━━━━━ DATA SUPPLIED

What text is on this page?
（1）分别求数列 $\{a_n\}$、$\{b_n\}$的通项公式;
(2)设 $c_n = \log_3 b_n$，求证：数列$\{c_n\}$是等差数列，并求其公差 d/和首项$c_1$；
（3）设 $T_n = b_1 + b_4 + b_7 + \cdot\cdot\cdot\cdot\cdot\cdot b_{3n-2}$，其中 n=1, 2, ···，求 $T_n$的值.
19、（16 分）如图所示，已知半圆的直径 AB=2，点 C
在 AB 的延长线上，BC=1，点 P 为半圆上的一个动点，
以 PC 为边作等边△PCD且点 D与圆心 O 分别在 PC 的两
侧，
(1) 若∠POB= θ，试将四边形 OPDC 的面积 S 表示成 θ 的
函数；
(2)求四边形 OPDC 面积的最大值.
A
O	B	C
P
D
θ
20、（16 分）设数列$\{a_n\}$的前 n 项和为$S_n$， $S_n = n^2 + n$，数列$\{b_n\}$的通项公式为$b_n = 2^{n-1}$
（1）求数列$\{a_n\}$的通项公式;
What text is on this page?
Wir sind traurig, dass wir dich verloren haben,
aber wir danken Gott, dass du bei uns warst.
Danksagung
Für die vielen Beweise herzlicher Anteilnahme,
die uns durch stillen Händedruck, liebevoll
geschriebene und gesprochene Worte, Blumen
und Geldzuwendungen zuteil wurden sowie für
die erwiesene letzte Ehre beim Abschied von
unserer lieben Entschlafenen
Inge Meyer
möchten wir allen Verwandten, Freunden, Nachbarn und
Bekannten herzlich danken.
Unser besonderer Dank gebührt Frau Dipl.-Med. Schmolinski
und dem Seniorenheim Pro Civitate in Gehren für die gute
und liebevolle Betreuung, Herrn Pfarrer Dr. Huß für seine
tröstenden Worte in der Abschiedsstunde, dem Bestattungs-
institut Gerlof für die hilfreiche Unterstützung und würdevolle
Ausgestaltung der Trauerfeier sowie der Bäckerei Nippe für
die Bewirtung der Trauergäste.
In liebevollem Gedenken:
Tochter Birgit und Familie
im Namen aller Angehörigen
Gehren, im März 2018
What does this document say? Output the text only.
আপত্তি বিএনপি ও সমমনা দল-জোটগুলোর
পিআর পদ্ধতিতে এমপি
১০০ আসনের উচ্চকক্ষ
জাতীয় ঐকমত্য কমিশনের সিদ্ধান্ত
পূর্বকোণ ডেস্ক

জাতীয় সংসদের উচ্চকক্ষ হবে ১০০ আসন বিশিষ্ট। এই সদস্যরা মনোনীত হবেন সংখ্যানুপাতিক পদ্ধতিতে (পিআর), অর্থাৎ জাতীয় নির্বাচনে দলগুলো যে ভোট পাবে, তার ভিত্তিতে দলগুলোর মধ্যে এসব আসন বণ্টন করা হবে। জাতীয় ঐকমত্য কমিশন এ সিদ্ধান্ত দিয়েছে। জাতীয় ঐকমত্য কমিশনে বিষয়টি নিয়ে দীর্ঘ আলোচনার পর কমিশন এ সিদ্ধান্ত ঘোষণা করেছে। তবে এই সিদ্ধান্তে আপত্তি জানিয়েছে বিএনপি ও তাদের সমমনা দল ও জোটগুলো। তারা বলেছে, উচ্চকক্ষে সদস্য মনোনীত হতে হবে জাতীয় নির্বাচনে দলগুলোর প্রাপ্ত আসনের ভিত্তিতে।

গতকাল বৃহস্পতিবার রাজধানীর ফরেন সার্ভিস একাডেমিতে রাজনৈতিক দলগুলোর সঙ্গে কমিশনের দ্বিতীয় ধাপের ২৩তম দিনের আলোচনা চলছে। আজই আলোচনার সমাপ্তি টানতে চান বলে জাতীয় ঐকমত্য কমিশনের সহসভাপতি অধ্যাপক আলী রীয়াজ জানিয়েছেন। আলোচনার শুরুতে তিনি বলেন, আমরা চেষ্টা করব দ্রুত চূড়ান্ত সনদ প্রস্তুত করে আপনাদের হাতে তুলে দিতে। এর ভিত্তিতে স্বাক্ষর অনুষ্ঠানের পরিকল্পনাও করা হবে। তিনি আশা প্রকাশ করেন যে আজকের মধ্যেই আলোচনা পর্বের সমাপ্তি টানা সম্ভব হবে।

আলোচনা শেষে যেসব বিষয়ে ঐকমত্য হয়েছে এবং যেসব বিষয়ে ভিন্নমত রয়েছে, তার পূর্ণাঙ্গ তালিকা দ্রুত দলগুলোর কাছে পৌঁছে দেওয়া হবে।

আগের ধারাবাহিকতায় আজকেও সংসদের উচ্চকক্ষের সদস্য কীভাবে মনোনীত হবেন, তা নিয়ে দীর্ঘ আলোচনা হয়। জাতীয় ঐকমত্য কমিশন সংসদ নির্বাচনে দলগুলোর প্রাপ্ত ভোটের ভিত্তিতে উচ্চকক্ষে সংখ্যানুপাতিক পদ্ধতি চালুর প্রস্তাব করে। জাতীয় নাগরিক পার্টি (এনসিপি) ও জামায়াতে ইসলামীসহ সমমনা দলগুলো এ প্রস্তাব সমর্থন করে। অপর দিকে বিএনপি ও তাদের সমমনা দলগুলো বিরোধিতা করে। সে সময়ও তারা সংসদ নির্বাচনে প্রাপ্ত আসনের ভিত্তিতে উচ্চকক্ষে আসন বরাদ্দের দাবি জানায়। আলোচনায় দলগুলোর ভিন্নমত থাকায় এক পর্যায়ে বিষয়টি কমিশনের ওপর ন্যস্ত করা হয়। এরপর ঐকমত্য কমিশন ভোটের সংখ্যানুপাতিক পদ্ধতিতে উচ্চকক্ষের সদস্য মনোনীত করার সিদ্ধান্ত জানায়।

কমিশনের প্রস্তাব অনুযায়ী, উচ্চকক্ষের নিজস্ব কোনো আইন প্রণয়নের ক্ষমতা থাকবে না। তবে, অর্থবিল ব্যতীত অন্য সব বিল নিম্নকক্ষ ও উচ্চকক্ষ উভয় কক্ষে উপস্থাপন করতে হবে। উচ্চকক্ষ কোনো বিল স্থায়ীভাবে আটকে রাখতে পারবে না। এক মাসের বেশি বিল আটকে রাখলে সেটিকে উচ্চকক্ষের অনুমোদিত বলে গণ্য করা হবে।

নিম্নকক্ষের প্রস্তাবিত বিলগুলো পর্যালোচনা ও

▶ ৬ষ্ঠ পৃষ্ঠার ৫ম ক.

━━━━━━━━━━

• [EXERCISE BRIEF]
Each entry above is to be quoted exactly.

• [ANSWER FOR THE TASK]
What text is on this page?
（1）分别求数列 $\{a_n\}$、$\{b_n\}$的通项公式;
(2)设 $c_n = \log_3 b_n$，求证：数列$\{c_n\}$是等差数列，并求其公差 d/和首项$c_1$；
（3）设 $T_n = b_1 + b_4 + b_7 + \cdot\cdot\cdot\cdot\cdot\cdot b_{3n-2}$，其中 n=1, 2, ···，求 $T_n$的值.
19、（16 分）如图所示，已知半圆的直径 AB=2，点 C
在 AB 的延长线上，BC=1，点 P 为半圆上的一个动点，
以 PC 为边作等边△PCD且点 D与圆心 O 分别在 PC 的两
侧，
(1) 若∠POB= θ，试将四边形 OPDC 的面积 S 表示成 θ 的
函数；
(2)求四边形 OPDC 面积的最大值.
A
O	B	C
P
D
θ
20、（16 分）设数列$\{a_n\}$的前 n 项和为$S_n$， $S_n = n^2 + n$，数列$\{b_n\}$的通项公式为$b_n = 2^{n-1}$
（1）求数列$\{a_n\}$的通项公式;
What text is on this page?
Wir sind traurig, dass wir dich verloren haben,
aber wir danken Gott, dass du bei uns warst.
Danksagung
Für die vielen Beweise herzlicher Anteilnahme,
die uns durch stillen Händedruck, liebevoll
geschriebene und gesprochene Worte, Blumen
und Geldzuwendungen zuteil wurden sowie für
die erwiesene letzte Ehre beim Abschied von
unserer lieben Entschlafenen
Inge Meyer
möchten wir allen Verwandten, Freunden, Nachbarn und
Bekannten herzlich danken.
Unser besonderer Dank gebührt Frau Dipl.-Med. Schmolinski
und dem Seniorenheim Pro Civitate in Gehren für die gute
und liebevolle Betreuung, Herrn Pfarrer Dr. Huß für seine
tröstenden Worte in der Abschiedsstunde, dem Bestattungs-
institut Gerlof für die hilfreiche Unterstützung und würdevolle
Ausgestaltung der Trauerfeier sowie der Bäckerei Nippe für
die Bewirtung der Trauergäste.
In liebevollem Gedenken:
Tochter Birgit und Familie
im Namen aller Angehörigen
Gehren, im März 2018
What does this document say? Output the text only.
আপত্তি বিএনপি ও সমমনা দল-জোটগুলোর
পিআর পদ্ধতিতে এমপি
১০০ আসনের উচ্চকক্ষ
জাতীয় ঐকমত্য কমিশনের সিদ্ধান্ত
পূর্বকোণ ডেস্ক

জাতীয় সংসদের উচ্চকক্ষ হবে ১০০ আসন বিশিষ্ট। এই সদস্যরা মনোনীত হবেন সংখ্যানুপাতিক পদ্ধতিতে (পিআর), অর্থাৎ জাতীয় নির্বাচনে দলগুলো যে ভোট পাবে, তার ভিত্তিতে দলগুলোর মধ্যে এসব আসন বণ্টন করা হবে। জাতীয় ঐকমত্য কমিশন এ সিদ্ধান্ত দিয়েছে। জাতীয় ঐকমত্য কমিশনে বিষয়টি নিয়ে দীর্ঘ আলোচনার পর কমিশন এ সিদ্ধান্ত ঘোষণা করেছে। তবে এই সিদ্ধান্তে আপত্তি জানিয়েছে বিএনপি ও তাদের সমমনা দল ও জোটগুলো। তারা বলেছে, উচ্চকক্ষে সদস্য মনোনীত হতে হবে জাতীয় নির্বাচনে দলগুলোর প্রাপ্ত আসনের ভিত্তিতে।

গতকাল বৃহস্পতিবার রাজধানীর ফরেন সার্ভিস একাডেমিতে রাজনৈতিক দলগুলোর সঙ্গে কমিশনের দ্বিতীয় ধাপের ২৩তম দিনের আলোচনা চলছে। আজই আলোচনার সমাপ্তি টানতে চান বলে জাতীয় ঐকমত্য কমিশনের সহসভাপতি অধ্যাপক আলী রীয়াজ জানিয়েছেন। আলোচনার শুরুতে তিনি বলেন, আমরা চেষ্টা করব দ্রুত চূড়ান্ত সনদ প্রস্তুত করে আপনাদের হাতে তুলে দিতে। এর ভিত্তিতে স্বাক্ষর অনুষ্ঠানের পরিকল্পনাও করা হবে। তিনি আশা প্রকাশ করেন যে আজকের মধ্যেই আলোচনা পর্বের সমাপ্তি টানা সম্ভব হবে।

আলোচনা শেষে যেসব বিষয়ে ঐকমত্য হয়েছে এবং যেসব বিষয়ে ভিন্নমত রয়েছে, তার পূর্ণাঙ্গ তালিকা দ্রুত দলগুলোর কাছে পৌঁছে দেওয়া হবে।

আগের ধারাবাহিকতায় আজকেও সংসদের উচ্চকক্ষের সদস্য কীভাবে মনোনীত হবেন, তা নিয়ে দীর্ঘ আলোচনা হয়। জাতীয় ঐকমত্য কমিশন সংসদ নির্বাচনে দলগুলোর প্রাপ্ত ভোটের ভিত্তিতে উচ্চকক্ষে সংখ্যানুপাতিক পদ্ধতি চালুর প্রস্তাব করে। জাতীয় নাগরিক পার্টি (এনসিপি) ও জামায়াতে ইসলামীসহ সমমনা দলগুলো এ প্রস্তাব সমর্থন করে। অপর দিকে বিএনপি ও তাদের সমমনা দলগুলো বিরোধিতা করে। সে সময়ও তারা সংসদ নির্বাচনে প্রাপ্ত আসনের ভিত্তিতে উচ্চকক্ষে আসন বরাদ্দের দাবি জানায়। আলোচনায় দলগুলোর ভিন্নমত থাকায় এক পর্যায়ে বিষয়টি কমিশনের ওপর ন্যস্ত করা হয়। এরপর ঐকমত্য কমিশন ভোটের সংখ্যানুপাতিক পদ্ধতিতে উচ্চকক্ষের সদস্য মনোনীত করার সিদ্ধান্ত জানায়।

কমিশনের প্রস্তাব অনুযায়ী, উচ্চকক্ষের নিজস্ব কোনো আইন প্রণয়নের ক্ষমতা থাকবে না। তবে, অর্থবিল ব্যতীত অন্য সব বিল নিম্নকক্ষ ও উচ্চকক্ষ উভয় কক্ষে উপস্থাপন করতে হবে। উচ্চকক্ষ কোনো বিল স্থায়ীভাবে আটকে রাখতে পারবে না। এক মাসের বেশি বিল আটকে রাখলে সেটিকে উচ্চকক্ষের অনুমোদিত বলে গণ্য করা হবে।

নিম্নকক্ষের প্রস্তাবিত বিলগুলো পর্যালোচনা ও

▶ ৬ষ্ঠ পৃষ্ঠার ৫ম ক.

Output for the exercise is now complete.